● What to do: Select the lines of the records containing the word "text" and list them.

● Data shown:
--- start ---
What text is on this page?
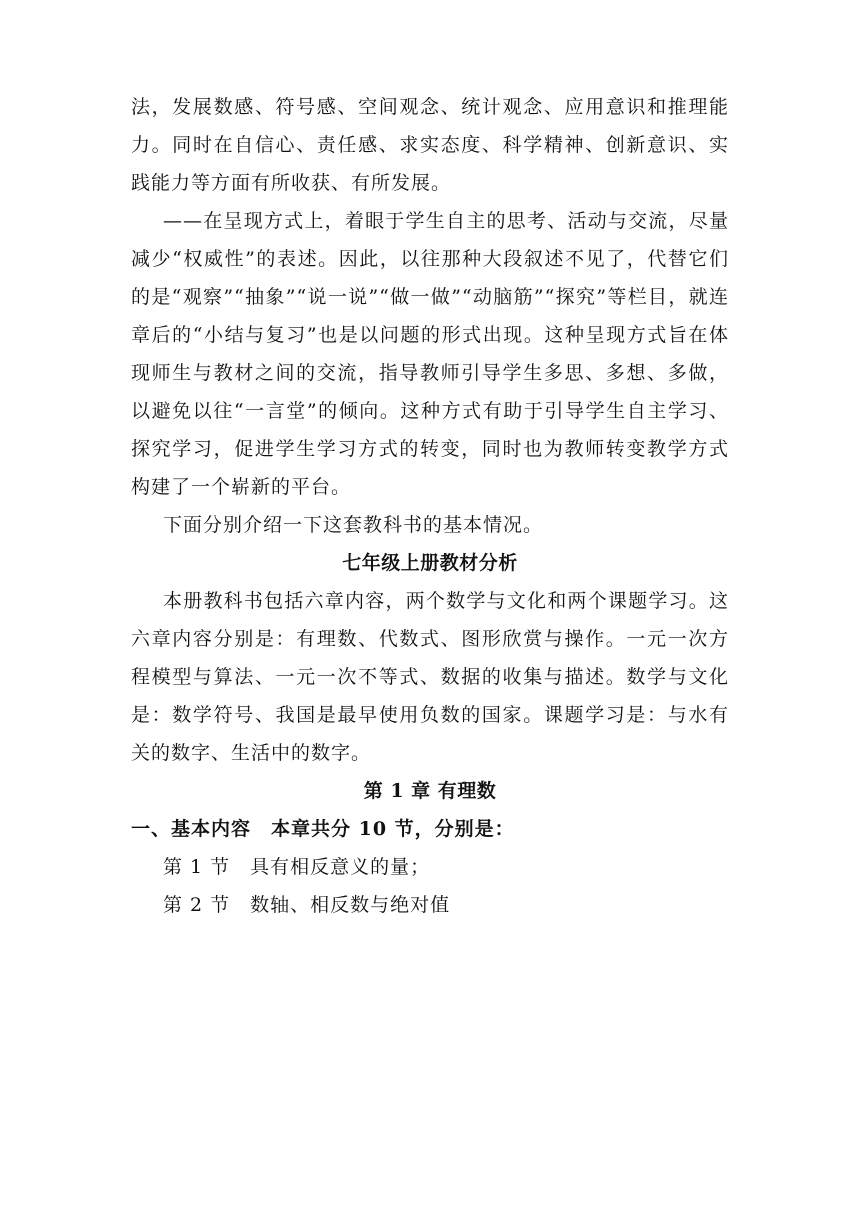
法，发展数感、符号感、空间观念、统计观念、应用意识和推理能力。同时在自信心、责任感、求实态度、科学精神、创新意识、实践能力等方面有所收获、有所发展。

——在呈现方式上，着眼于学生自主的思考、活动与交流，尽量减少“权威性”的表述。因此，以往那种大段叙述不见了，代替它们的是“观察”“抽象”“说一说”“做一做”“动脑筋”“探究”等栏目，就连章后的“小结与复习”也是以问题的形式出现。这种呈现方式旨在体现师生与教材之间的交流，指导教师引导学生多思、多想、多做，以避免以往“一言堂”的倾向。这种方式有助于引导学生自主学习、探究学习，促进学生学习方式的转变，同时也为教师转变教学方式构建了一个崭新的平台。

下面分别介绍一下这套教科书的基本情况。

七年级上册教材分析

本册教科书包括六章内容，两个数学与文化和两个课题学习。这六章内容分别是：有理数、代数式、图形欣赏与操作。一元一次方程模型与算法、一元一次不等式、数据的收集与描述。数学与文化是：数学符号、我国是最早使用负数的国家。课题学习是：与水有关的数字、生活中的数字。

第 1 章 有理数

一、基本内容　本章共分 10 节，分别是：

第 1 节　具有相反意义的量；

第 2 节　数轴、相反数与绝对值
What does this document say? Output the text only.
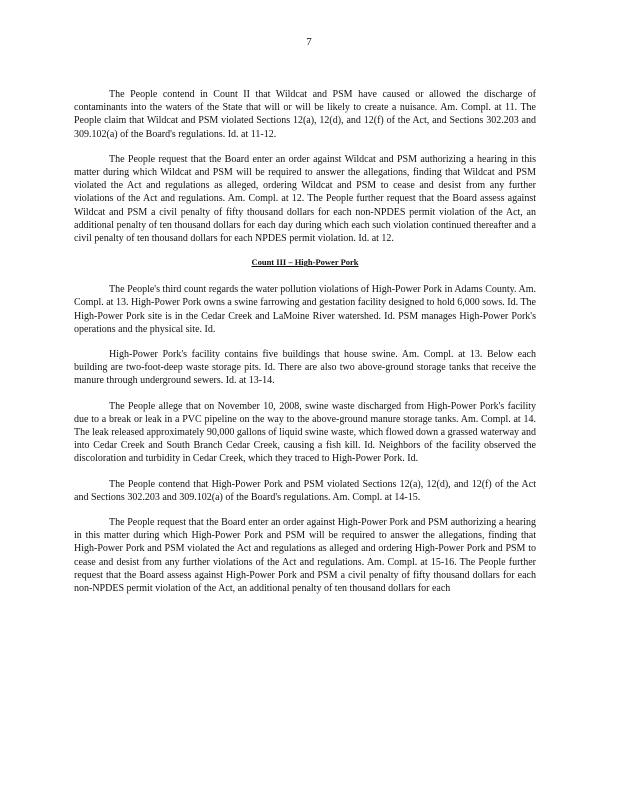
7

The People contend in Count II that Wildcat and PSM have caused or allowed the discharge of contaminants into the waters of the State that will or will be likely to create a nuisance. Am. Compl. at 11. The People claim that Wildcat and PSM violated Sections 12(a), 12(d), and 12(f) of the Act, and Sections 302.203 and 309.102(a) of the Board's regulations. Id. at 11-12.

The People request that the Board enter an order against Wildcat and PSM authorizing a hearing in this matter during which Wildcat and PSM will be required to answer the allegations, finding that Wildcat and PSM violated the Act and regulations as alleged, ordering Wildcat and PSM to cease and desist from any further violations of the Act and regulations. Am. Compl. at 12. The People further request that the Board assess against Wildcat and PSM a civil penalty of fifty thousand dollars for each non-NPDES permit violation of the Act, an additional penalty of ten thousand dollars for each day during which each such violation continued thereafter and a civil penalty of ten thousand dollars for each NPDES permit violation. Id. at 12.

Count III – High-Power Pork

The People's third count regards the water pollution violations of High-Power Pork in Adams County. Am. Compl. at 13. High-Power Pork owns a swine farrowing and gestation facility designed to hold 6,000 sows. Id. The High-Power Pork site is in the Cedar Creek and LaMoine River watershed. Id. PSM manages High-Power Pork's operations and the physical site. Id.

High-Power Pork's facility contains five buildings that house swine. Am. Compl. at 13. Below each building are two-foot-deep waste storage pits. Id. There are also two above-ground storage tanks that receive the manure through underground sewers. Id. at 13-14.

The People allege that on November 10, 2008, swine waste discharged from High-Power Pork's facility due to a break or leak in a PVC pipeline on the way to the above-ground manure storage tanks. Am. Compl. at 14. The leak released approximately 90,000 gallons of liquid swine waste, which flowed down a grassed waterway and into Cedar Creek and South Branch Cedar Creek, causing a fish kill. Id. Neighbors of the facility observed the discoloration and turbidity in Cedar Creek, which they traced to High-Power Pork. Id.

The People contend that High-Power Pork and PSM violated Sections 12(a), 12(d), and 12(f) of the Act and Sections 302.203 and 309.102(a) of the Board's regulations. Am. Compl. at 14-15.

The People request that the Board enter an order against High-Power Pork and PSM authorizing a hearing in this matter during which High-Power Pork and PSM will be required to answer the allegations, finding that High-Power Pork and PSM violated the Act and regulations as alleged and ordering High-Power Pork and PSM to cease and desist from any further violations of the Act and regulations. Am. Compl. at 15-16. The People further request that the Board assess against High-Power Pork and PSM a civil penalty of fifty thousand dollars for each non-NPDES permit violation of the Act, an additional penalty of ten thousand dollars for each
--- end ---
● Answer for this exercise:
What text is on this page?
What does this document say? Output the text only.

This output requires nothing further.